▶ **SUPPLIED RECORDS**

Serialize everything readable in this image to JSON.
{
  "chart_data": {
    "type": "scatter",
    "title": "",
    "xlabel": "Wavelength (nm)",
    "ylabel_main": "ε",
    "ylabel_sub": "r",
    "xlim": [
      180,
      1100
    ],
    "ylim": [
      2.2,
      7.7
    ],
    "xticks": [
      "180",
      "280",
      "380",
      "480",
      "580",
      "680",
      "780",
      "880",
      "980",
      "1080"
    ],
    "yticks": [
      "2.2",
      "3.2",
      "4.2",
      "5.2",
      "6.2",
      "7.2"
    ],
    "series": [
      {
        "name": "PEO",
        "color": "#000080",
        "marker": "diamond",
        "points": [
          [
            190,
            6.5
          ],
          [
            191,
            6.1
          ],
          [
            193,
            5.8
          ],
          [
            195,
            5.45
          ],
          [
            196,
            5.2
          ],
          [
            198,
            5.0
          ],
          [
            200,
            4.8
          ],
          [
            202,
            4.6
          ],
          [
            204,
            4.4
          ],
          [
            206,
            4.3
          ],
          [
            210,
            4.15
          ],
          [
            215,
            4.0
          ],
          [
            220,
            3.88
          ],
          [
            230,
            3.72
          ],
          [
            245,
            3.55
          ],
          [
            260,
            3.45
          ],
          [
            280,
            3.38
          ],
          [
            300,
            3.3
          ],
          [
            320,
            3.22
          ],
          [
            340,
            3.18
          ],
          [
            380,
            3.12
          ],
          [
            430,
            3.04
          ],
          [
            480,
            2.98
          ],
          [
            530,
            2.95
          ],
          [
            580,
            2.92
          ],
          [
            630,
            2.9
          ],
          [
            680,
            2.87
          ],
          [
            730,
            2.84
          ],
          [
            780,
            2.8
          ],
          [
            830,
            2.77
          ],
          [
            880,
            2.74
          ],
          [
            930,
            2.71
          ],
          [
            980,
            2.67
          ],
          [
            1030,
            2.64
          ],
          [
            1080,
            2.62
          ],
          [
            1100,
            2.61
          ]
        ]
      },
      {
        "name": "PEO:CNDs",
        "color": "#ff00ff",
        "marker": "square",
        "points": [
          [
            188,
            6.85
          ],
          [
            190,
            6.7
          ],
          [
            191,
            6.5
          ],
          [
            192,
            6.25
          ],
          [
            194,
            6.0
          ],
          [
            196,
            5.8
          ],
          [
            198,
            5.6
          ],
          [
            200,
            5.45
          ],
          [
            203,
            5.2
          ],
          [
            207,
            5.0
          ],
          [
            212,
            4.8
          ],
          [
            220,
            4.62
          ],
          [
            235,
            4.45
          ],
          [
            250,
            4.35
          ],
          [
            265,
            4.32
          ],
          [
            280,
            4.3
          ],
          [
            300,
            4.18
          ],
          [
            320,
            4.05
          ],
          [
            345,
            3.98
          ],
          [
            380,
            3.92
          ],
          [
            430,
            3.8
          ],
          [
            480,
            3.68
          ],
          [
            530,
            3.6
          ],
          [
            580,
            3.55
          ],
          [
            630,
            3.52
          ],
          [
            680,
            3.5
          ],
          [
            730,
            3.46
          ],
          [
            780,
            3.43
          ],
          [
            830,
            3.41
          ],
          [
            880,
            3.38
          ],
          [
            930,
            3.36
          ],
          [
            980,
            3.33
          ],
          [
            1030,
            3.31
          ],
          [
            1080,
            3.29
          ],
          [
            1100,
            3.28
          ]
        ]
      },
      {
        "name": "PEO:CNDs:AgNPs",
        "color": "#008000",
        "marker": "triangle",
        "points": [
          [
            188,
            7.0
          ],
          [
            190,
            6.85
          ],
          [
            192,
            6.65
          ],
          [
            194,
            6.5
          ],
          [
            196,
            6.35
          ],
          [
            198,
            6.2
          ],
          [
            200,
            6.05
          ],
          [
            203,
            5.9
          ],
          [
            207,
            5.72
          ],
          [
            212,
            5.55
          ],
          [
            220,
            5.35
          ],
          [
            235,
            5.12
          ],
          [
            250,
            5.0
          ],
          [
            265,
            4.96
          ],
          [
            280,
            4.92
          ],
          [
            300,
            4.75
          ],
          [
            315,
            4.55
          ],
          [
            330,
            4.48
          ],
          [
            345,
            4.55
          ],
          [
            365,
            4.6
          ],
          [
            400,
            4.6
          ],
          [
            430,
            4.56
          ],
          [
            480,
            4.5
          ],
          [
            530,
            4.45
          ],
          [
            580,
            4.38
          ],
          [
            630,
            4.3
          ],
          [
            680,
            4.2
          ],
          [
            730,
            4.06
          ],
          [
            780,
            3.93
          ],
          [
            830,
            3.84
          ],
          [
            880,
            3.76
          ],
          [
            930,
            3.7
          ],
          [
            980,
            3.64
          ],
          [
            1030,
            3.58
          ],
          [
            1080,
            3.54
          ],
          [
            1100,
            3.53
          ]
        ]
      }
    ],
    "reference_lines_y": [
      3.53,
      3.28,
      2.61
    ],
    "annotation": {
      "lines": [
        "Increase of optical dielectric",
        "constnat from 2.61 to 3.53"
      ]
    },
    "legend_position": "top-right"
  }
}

▶ **GIVEN TASK**
List the lines that contain the word "marker".

▶ **ANSWER BELOW**
        "marker": "diamond",
        "marker": "square",
        "marker": "triangle",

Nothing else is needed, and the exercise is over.